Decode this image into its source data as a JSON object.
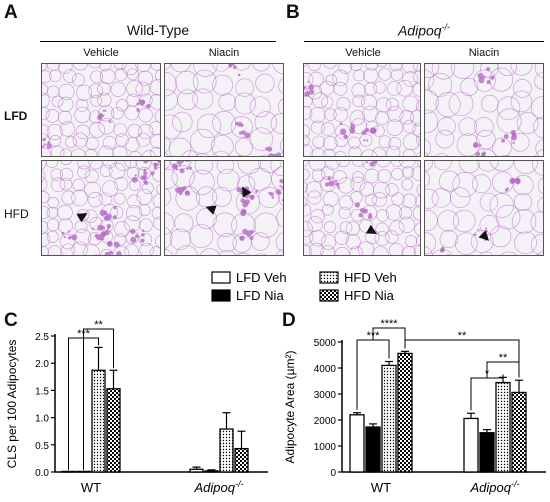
{
  "panels": {
    "A": {
      "letter": "A",
      "title": "Wild-Type"
    },
    "B": {
      "letter": "B",
      "title": "Adipoq",
      "title_sup": "-/-"
    },
    "C": {
      "letter": "C"
    },
    "D": {
      "letter": "D"
    }
  },
  "micrograph_columns": [
    "Vehicle",
    "Niacin",
    "Vehicle",
    "Niacin"
  ],
  "micrograph_rows": [
    "LFD",
    "HFD"
  ],
  "legend": [
    {
      "label": "LFD Veh",
      "pattern": "open"
    },
    {
      "label": "HFD Veh",
      "pattern": "dotted"
    },
    {
      "label": "LFD Nia",
      "pattern": "solid"
    },
    {
      "label": "HFD Nia",
      "pattern": "checkered"
    }
  ],
  "colors": {
    "black": "#000000",
    "tissue": "#b46ac4",
    "micro_bg": "#f4f2f6"
  },
  "chart_data": [
    {
      "type": "bar",
      "panel": "C",
      "groups": [
        "WT",
        "Adipoq-/-"
      ],
      "group_labels": {
        "WT": "WT",
        "Adipoq-/-": {
          "base": "Adipoq",
          "sup": "-/-"
        }
      },
      "series": [
        {
          "name": "LFD Veh",
          "values": [
            0.0,
            0.05
          ],
          "errors": [
            0.0,
            0.04
          ]
        },
        {
          "name": "LFD Nia",
          "values": [
            0.0,
            0.02
          ],
          "errors": [
            0.0,
            0.02
          ]
        },
        {
          "name": "HFD Veh",
          "values": [
            1.87,
            0.79
          ],
          "errors": [
            0.42,
            0.3
          ]
        },
        {
          "name": "HFD Nia",
          "values": [
            1.53,
            0.43
          ],
          "errors": [
            0.34,
            0.32
          ]
        }
      ],
      "ylabel": "CLS per 100 Adipocytes",
      "ylim": [
        0,
        2.5
      ],
      "yticks": [
        "0.0",
        "0.5",
        "1.0",
        "1.5",
        "2.0",
        "2.5"
      ],
      "annotations": [
        "***",
        "**"
      ]
    },
    {
      "type": "bar",
      "panel": "D",
      "groups": [
        "WT",
        "Adipoq-/-"
      ],
      "group_labels": {
        "WT": "WT",
        "Adipoq-/-": {
          "base": "Adipoq",
          "sup": "-/-"
        }
      },
      "series": [
        {
          "name": "LFD Veh",
          "values": [
            2200,
            2060
          ],
          "errors": [
            80,
            200
          ]
        },
        {
          "name": "LFD Nia",
          "values": [
            1730,
            1510
          ],
          "errors": [
            120,
            120
          ]
        },
        {
          "name": "HFD Veh",
          "values": [
            4100,
            3440
          ],
          "errors": [
            150,
            200
          ]
        },
        {
          "name": "HFD Nia",
          "values": [
            4560,
            3060
          ],
          "errors": [
            80,
            470
          ]
        }
      ],
      "ylabel": "Adipocyte Area (µm²)",
      "ylim": [
        0,
        5000
      ],
      "yticks": [
        "0",
        "1000",
        "2000",
        "3000",
        "4000",
        "5000"
      ],
      "annotations": [
        "***",
        "****",
        "**",
        "*",
        "**"
      ]
    }
  ]
}
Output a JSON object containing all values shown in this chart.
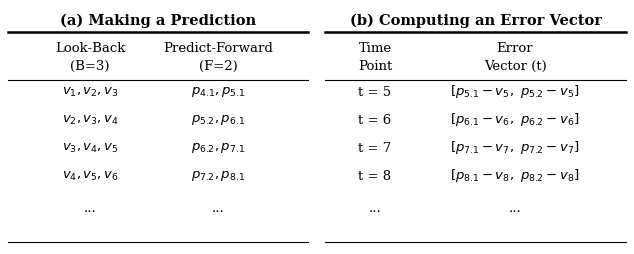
{
  "title_a": "(a) Making a Prediction",
  "title_b": "(b) Computing an Error Vector",
  "table_a_col1_header": "Look-Back\n(B=3)",
  "table_a_col2_header": "Predict-Forward\n(F=2)",
  "table_b_col1_header": "Time\nPoint",
  "table_b_col2_header": "Error\nVector (t)",
  "table_a_rows": [
    [
      "$v_1, v_2, v_3$",
      "$p_{4.1}, p_{5.1}$"
    ],
    [
      "$v_2, v_3, v_4$",
      "$p_{5.2}, p_{6.1}$"
    ],
    [
      "$v_3, v_4, v_5$",
      "$p_{6.2}, p_{7.1}$"
    ],
    [
      "$v_4, v_5, v_6$",
      "$p_{7.2}, p_{8.1}$"
    ],
    [
      "...",
      "..."
    ]
  ],
  "table_b_rows": [
    [
      "t = 5",
      "$[p_{5.1} - v_5,\\ p_{5.2} - v_5]$"
    ],
    [
      "t = 6",
      "$[p_{6.1} - v_6,\\ p_{6.2} - v_6]$"
    ],
    [
      "t = 7",
      "$[p_{7.1} - v_7,\\ p_{7.2} - v_7]$"
    ],
    [
      "t = 8",
      "$[p_{8.1} - v_8,\\ p_{8.2} - v_8]$"
    ],
    [
      "...",
      "..."
    ]
  ],
  "bg_color": "#ffffff",
  "text_color": "#000000",
  "fontsize": 9.5,
  "title_fontsize": 10.5
}
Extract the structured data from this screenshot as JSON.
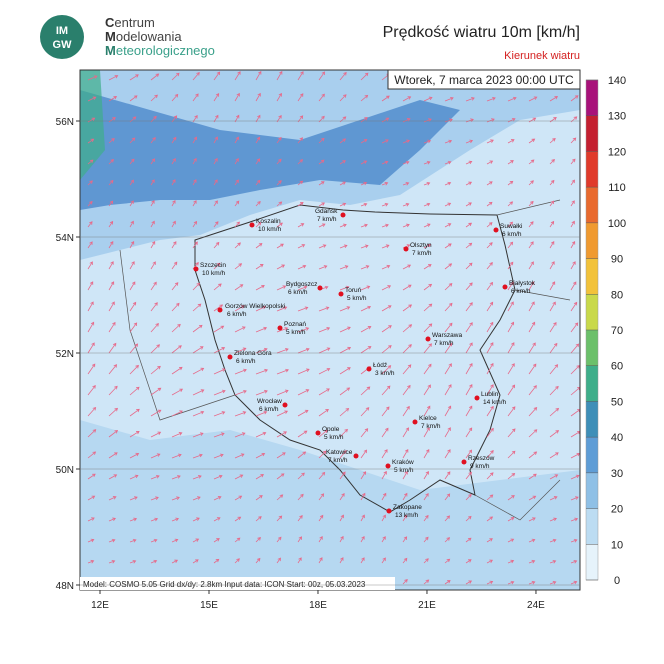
{
  "header": {
    "logo": [
      "IM",
      "GW"
    ],
    "org": [
      "Centrum",
      "Modelowania",
      "Meteorologicznego"
    ],
    "title": "Prędkość wiatru 10m [km/h]",
    "subtitle": "Kierunek wiatru"
  },
  "map": {
    "date": "Wtorek, 7 marca 2023 00:00 UTC",
    "footer": "Model: COSMO 5.05  Grid dx/dy: 2.8km  Input data: ICON  Start: 00z, 05.03.2023",
    "lat_ticks": [
      {
        "value": 56,
        "label": "56N"
      },
      {
        "value": 54,
        "label": "54N"
      },
      {
        "value": 52,
        "label": "52N"
      },
      {
        "value": 50,
        "label": "50N"
      },
      {
        "value": 48,
        "label": "48N"
      }
    ],
    "lon_ticks": [
      {
        "value": 12,
        "label": "12E"
      },
      {
        "value": 15,
        "label": "15E"
      },
      {
        "value": 18,
        "label": "18E"
      },
      {
        "value": 21,
        "label": "21E"
      },
      {
        "value": 24,
        "label": "24E"
      }
    ],
    "cities": [
      {
        "name": "Koszalin",
        "wind": "10 km/h"
      },
      {
        "name": "Gdańsk",
        "wind": "7 km/h"
      },
      {
        "name": "Suwałki",
        "wind": "6 km/h"
      },
      {
        "name": "Olsztyn",
        "wind": "7 km/h"
      },
      {
        "name": "Szczecin",
        "wind": "10 km/h"
      },
      {
        "name": "Białystok",
        "wind": "6 km/h"
      },
      {
        "name": "Bydgoszcz",
        "wind": "6 km/h"
      },
      {
        "name": "Toruń",
        "wind": "5 km/h"
      },
      {
        "name": "Gorzów Wielkopolski",
        "wind": "6 km/h"
      },
      {
        "name": "Poznań",
        "wind": "5 km/h"
      },
      {
        "name": "Warszawa",
        "wind": "7 km/h"
      },
      {
        "name": "Zielona Góra",
        "wind": "6 km/h"
      },
      {
        "name": "Łódź",
        "wind": "3 km/h"
      },
      {
        "name": "Lublin",
        "wind": "14 km/h"
      },
      {
        "name": "Wrocław",
        "wind": "6 km/h"
      },
      {
        "name": "Kielce",
        "wind": "7 km/h"
      },
      {
        "name": "Opole",
        "wind": "5 km/h"
      },
      {
        "name": "Katowice",
        "wind": "7 km/h"
      },
      {
        "name": "Kraków",
        "wind": "5 km/h"
      },
      {
        "name": "Rzeszów",
        "wind": "9 km/h"
      },
      {
        "name": "Zakopane",
        "wind": "13 km/h"
      }
    ]
  },
  "colorbar": {
    "ticks": [
      0,
      10,
      20,
      30,
      40,
      50,
      60,
      70,
      80,
      90,
      100,
      110,
      120,
      130,
      140
    ],
    "colors": [
      "#e6f3fb",
      "#bcdcf2",
      "#8fc0e6",
      "#5f9dd6",
      "#3f8fb8",
      "#3fae8a",
      "#6cc06a",
      "#c9d94a",
      "#f2c23a",
      "#f09a30",
      "#e96a2e",
      "#e03a2a",
      "#c42030",
      "#a8127a"
    ]
  }
}
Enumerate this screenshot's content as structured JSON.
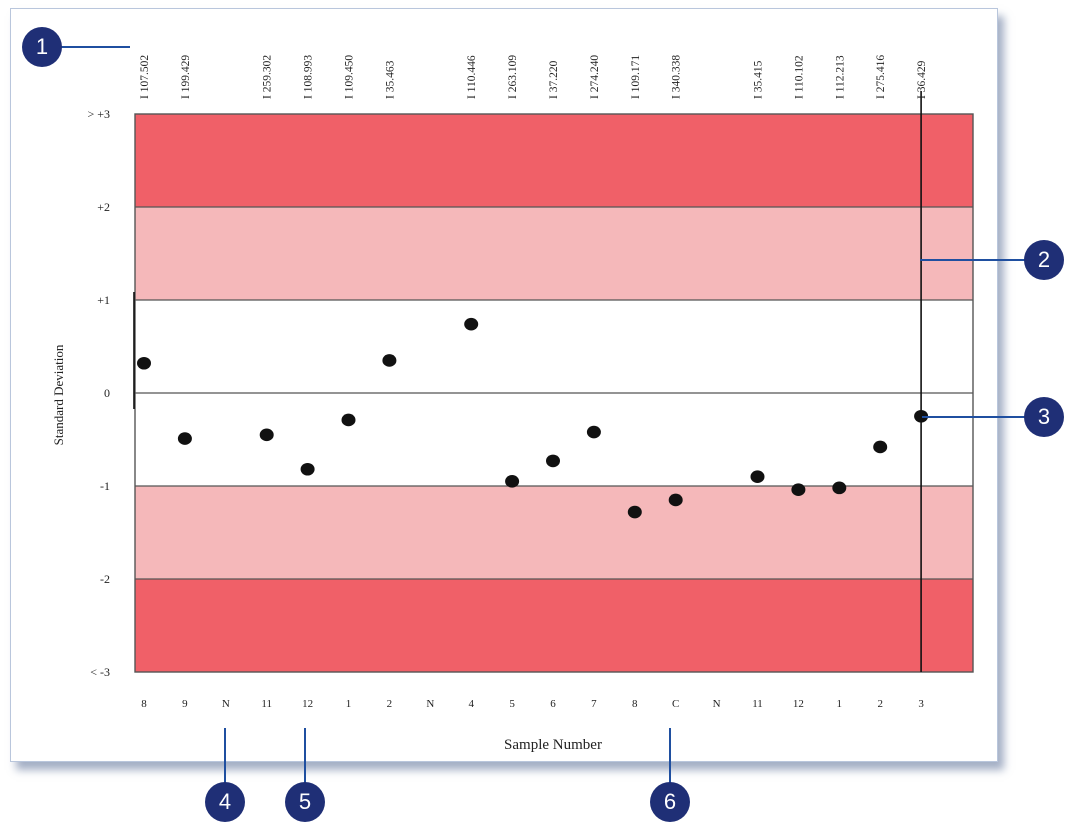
{
  "colors": {
    "outer_band": "#f06068",
    "inner_band": "#f5b8ba",
    "center_band": "#ffffff",
    "points": "#111111",
    "callout_fill": "#1f2f76",
    "callout_line": "#1f4fa0"
  },
  "callouts": [
    "1",
    "2",
    "3",
    "4",
    "5",
    "6"
  ],
  "chart_data": {
    "type": "scatter",
    "xlabel": "Sample Number",
    "ylabel": "Standard Deviation",
    "ylim": [
      -3,
      3
    ],
    "grid": false,
    "y_ticks": [
      "> +3",
      "+2",
      "+1",
      "0",
      "-1",
      "-2",
      "< -3"
    ],
    "bands": [
      {
        "from": 2,
        "to": 3,
        "color": "outer_band"
      },
      {
        "from": 1,
        "to": 2,
        "color": "inner_band"
      },
      {
        "from": -1,
        "to": 1,
        "color": "center_band"
      },
      {
        "from": -2,
        "to": -1,
        "color": "inner_band"
      },
      {
        "from": -3,
        "to": -2,
        "color": "outer_band"
      }
    ],
    "categories": [
      "8",
      "9",
      "N",
      "11",
      "12",
      "1",
      "2",
      "N",
      "4",
      "5",
      "6",
      "7",
      "8",
      "C",
      "N",
      "11",
      "12",
      "1",
      "2",
      "3"
    ],
    "top_labels": [
      "I 107.502",
      "I 199.429",
      "",
      "I 259.302",
      "I 108.993",
      "I 109.450",
      "I 35.463",
      "",
      "I 110.446",
      "I 263.109",
      "I 37.220",
      "I 274.240",
      "I 109.171",
      "I 340.338",
      "",
      "I 35.415",
      "I 110.102",
      "I 112.213",
      "I 275.416",
      "I 36.429"
    ],
    "series": [
      {
        "values": [
          0.32,
          -0.49,
          null,
          -0.45,
          -0.82,
          -0.29,
          0.35,
          null,
          0.74,
          -0.95,
          -0.73,
          -0.42,
          -1.28,
          -1.15,
          null,
          -0.9,
          -1.04,
          -1.02,
          -0.58,
          -0.25
        ]
      }
    ]
  }
}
□ □ □ □ □ □ □
▸ Objective: Gather each line of the records holding the string "pattern".

▸ Completed task:
      "pattern": "open"
      "pattern": "dotted"
      "pattern": "solid"
      "pattern": "checkered"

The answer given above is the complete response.